--- INPUT DATA ---

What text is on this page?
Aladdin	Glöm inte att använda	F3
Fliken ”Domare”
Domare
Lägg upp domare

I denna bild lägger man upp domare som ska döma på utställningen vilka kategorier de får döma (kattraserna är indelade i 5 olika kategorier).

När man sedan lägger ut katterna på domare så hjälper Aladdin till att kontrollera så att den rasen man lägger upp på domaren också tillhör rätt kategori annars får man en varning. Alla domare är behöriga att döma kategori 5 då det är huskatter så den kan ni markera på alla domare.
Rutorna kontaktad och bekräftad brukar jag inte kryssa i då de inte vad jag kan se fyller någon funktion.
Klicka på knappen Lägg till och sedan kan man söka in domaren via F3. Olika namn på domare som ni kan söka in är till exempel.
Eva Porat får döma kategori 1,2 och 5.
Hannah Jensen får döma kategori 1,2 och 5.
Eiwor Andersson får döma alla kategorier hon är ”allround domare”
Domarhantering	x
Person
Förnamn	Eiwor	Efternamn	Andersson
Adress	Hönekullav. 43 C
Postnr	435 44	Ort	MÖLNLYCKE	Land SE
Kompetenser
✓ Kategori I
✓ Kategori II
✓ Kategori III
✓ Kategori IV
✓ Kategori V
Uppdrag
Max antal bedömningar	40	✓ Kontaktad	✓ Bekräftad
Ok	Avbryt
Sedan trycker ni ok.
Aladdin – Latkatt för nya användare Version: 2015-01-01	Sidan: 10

---

Exactly reproduce every line of the records.

What text is on this page?
Aladdin	Glöm inte att använda	F3
Fliken ”Domare”
Domare
Lägg upp domare

I denna bild lägger man upp domare som ska döma på utställningen vilka kategorier de får döma (kattraserna är indelade i 5 olika kategorier).

När man sedan lägger ut katterna på domare så hjälper Aladdin till att kontrollera så att den rasen man lägger upp på domaren också tillhör rätt kategori annars får man en varning. Alla domare är behöriga att döma kategori 5 då det är huskatter så den kan ni markera på alla domare.
Rutorna kontaktad och bekräftad brukar jag inte kryssa i då de inte vad jag kan se fyller någon funktion.
Klicka på knappen Lägg till och sedan kan man söka in domaren via F3. Olika namn på domare som ni kan söka in är till exempel.
Eva Porat får döma kategori 1,2 och 5.
Hannah Jensen får döma kategori 1,2 och 5.
Eiwor Andersson får döma alla kategorier hon är ”allround domare”
Domarhantering	x
Person
Förnamn	Eiwor	Efternamn	Andersson
Adress	Hönekullav. 43 C
Postnr	435 44	Ort	MÖLNLYCKE	Land SE
Kompetenser
✓ Kategori I
✓ Kategori II
✓ Kategori III
✓ Kategori IV
✓ Kategori V
Uppdrag
Max antal bedömningar	40	✓ Kontaktad	✓ Bekräftad
Ok	Avbryt
Sedan trycker ni ok.
Aladdin – Latkatt för nya användare Version: 2015-01-01	Sidan: 10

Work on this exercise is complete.